Structured figure records:

+++

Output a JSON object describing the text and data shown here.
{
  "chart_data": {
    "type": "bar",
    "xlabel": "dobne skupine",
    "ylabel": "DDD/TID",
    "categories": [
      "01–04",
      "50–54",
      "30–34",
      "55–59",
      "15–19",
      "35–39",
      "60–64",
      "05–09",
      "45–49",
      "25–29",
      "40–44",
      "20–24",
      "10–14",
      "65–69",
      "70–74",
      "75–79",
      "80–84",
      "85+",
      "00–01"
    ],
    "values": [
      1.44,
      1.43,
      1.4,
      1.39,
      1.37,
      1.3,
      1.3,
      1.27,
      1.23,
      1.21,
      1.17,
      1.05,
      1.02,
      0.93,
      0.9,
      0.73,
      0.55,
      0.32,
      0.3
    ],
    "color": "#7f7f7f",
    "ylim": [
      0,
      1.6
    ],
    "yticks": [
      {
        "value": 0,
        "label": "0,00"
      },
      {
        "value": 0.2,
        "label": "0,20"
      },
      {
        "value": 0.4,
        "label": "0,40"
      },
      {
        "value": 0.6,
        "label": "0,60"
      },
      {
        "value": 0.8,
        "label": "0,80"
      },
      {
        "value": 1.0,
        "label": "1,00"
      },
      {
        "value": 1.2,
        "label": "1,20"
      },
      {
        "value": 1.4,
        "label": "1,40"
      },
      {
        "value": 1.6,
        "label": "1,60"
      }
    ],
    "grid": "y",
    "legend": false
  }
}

+++

YOUR GOAL:
Transcribe every entry verbatim.

SOLUTION FOR THIS PROBLEM:
Output a JSON object describing the text and data shown here.
{
  "chart_data": {
    "type": "bar",
    "xlabel": "dobne skupine",
    "ylabel": "DDD/TID",
    "categories": [
      "01–04",
      "50–54",
      "30–34",
      "55–59",
      "15–19",
      "35–39",
      "60–64",
      "05–09",
      "45–49",
      "25–29",
      "40–44",
      "20–24",
      "10–14",
      "65–69",
      "70–74",
      "75–79",
      "80–84",
      "85+",
      "00–01"
    ],
    "values": [
      1.44,
      1.43,
      1.4,
      1.39,
      1.37,
      1.3,
      1.3,
      1.27,
      1.23,
      1.21,
      1.17,
      1.05,
      1.02,
      0.93,
      0.9,
      0.73,
      0.55,
      0.32,
      0.3
    ],
    "color": "#7f7f7f",
    "ylim": [
      0,
      1.6
    ],
    "yticks": [
      {
        "value": 0,
        "label": "0,00"
      },
      {
        "value": 0.2,
        "label": "0,20"
      },
      {
        "value": 0.4,
        "label": "0,40"
      },
      {
        "value": 0.6,
        "label": "0,60"
      },
      {
        "value": 0.8,
        "label": "0,80"
      },
      {
        "value": 1.0,
        "label": "1,00"
      },
      {
        "value": 1.2,
        "label": "1,20"
      },
      {
        "value": 1.4,
        "label": "1,40"
      },
      {
        "value": 1.6,
        "label": "1,60"
      }
    ],
    "grid": "y",
    "legend": false
  }
}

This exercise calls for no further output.